= The exercise =
Make an exact copy of all the entries, with the pictures left out.

Recorded data:
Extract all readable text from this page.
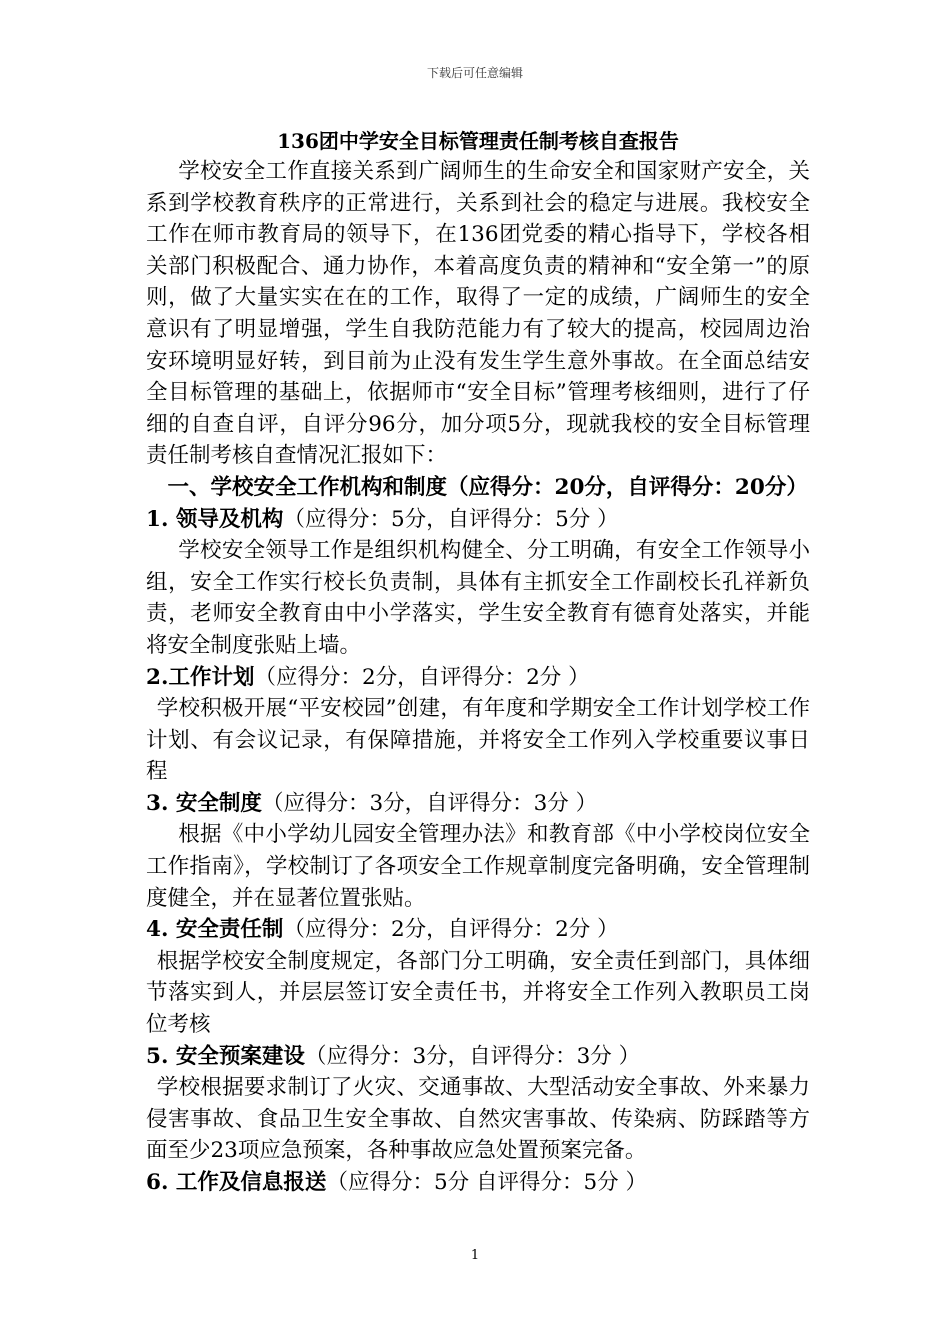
下载后可任意编辑
136团中学安全目标管理责任制考核自查报告

学校安全工作直接关系到广阔师生的生命安全和国家财产安全，关系到学校教育秩序的正常进行，关系到社会的稳定与进展。我校安全工作在师市教育局的领导下，在136团党委的精心指导下，学校各相关部门积极配合、通力协作，本着高度负责的精神和“安全第一”的原则，做了大量实实在在的工作，取得了一定的成绩，广阔师生的安全意识有了明显增强，学生自我防范能力有了较大的提高，校园周边治安环境明显好转，到目前为止没有发生学生意外事故。在全面总结安全目标管理的基础上，依据师市“安全目标”管理考核细则，进行了仔细的自查自评，自评分96分，加分项5分，现就我校的安全目标管理责任制考核自查情况汇报如下：

一、学校安全工作机构和制度（应得分：20分，自评得分：20分）

1. 领导及机构（应得分：5分，自评得分：5分 ）

学校安全领导工作是组织机构健全、分工明确，有安全工作领导小组，安全工作实行校长负责制，具体有主抓安全工作副校长孔祥新负责，老师安全教育由中小学落实，学生安全教育有德育处落实，并能将安全制度张贴上墙。

2.工作计划（应得分：2分，自评得分：2分 ）

学校积极开展“平安校园”创建，有年度和学期安全工作计划学校工作计划、有会议记录，有保障措施，并将安全工作列入学校重要议事日程

3. 安全制度（应得分：3分，自评得分：3分 ）

根据《中小学幼儿园安全管理办法》和教育部《中小学校岗位安全工作指南》，学校制订了各项安全工作规章制度完备明确，安全管理制度健全，并在显著位置张贴。

4. 安全责任制（应得分：2分，自评得分：2分 ）

根据学校安全制度规定，各部门分工明确，安全责任到部门，具体细节落实到人，并层层签订安全责任书，并将安全工作列入教职员工岗位考核

5. 安全预案建设（应得分：3分，自评得分：3分 ）

学校根据要求制订了火灾、交通事故、大型活动安全事故、外来暴力侵害事故、食品卫生安全事故、自然灾害事故、传染病、防踩踏等方面至少23项应急预案，各种事故应急处置预案完备。

6. 工作及信息报送（应得分：5分 自评得分：5分 ）

1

= Correct output =
Extract all readable text from this page.
下载后可任意编辑
136团中学安全目标管理责任制考核自查报告

学校安全工作直接关系到广阔师生的生命安全和国家财产安全，关系到学校教育秩序的正常进行，关系到社会的稳定与进展。我校安全工作在师市教育局的领导下，在136团党委的精心指导下，学校各相关部门积极配合、通力协作，本着高度负责的精神和“安全第一”的原则，做了大量实实在在的工作，取得了一定的成绩，广阔师生的安全意识有了明显增强，学生自我防范能力有了较大的提高，校园周边治安环境明显好转，到目前为止没有发生学生意外事故。在全面总结安全目标管理的基础上，依据师市“安全目标”管理考核细则，进行了仔细的自查自评，自评分96分，加分项5分，现就我校的安全目标管理责任制考核自查情况汇报如下：

一、学校安全工作机构和制度（应得分：20分，自评得分：20分）

1. 领导及机构（应得分：5分，自评得分：5分 ）

学校安全领导工作是组织机构健全、分工明确，有安全工作领导小组，安全工作实行校长负责制，具体有主抓安全工作副校长孔祥新负责，老师安全教育由中小学落实，学生安全教育有德育处落实，并能将安全制度张贴上墙。

2.工作计划（应得分：2分，自评得分：2分 ）

学校积极开展“平安校园”创建，有年度和学期安全工作计划学校工作计划、有会议记录，有保障措施，并将安全工作列入学校重要议事日程

3. 安全制度（应得分：3分，自评得分：3分 ）

根据《中小学幼儿园安全管理办法》和教育部《中小学校岗位安全工作指南》，学校制订了各项安全工作规章制度完备明确，安全管理制度健全，并在显著位置张贴。

4. 安全责任制（应得分：2分，自评得分：2分 ）

根据学校安全制度规定，各部门分工明确，安全责任到部门，具体细节落实到人，并层层签订安全责任书，并将安全工作列入教职员工岗位考核

5. 安全预案建设（应得分：3分，自评得分：3分 ）

学校根据要求制订了火灾、交通事故、大型活动安全事故、外来暴力侵害事故、食品卫生安全事故、自然灾害事故、传染病、防踩踏等方面至少23项应急预案，各种事故应急处置预案完备。

6. 工作及信息报送（应得分：5分 自评得分：5分 ）

1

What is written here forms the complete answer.